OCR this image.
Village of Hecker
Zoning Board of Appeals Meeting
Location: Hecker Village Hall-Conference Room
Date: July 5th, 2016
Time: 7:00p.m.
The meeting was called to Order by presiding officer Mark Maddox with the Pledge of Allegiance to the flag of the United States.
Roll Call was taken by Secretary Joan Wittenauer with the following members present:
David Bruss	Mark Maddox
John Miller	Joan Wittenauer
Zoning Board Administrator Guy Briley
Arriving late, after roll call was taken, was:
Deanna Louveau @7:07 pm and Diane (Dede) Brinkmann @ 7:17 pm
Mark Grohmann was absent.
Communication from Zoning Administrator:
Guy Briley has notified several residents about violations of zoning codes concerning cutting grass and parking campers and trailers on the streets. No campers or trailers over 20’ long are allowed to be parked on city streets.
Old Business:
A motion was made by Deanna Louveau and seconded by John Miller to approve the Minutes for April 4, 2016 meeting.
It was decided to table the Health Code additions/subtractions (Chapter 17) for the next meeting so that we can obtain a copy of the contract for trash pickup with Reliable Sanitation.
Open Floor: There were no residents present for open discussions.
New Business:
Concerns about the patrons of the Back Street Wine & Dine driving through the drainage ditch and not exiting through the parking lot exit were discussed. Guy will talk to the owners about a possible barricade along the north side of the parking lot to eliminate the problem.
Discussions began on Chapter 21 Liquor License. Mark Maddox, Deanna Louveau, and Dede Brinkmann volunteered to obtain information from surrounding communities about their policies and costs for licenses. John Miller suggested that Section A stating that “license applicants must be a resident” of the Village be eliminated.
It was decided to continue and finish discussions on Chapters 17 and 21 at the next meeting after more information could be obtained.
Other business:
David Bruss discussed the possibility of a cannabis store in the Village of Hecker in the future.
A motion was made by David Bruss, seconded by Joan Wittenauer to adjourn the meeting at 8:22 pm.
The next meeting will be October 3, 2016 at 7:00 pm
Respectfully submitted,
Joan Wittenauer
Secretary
..............................
Set task. Copy every line of the listing containing the string "Mark".

Written reply.
The meeting was called to Order by presiding officer Mark Maddox with the Pledge of Allegiance to the flag of the United States.
David Bruss	Mark Maddox
Mark Grohmann was absent.
Discussions began on Chapter 21 Liquor License. Mark Maddox, Deanna Louveau, and Dede Brinkmann volunteered to obtain information from surrounding communities about their policies and costs for licenses. John Miller suggested that Section A stating that “license applicants must be a resident” of the Village be eliminated.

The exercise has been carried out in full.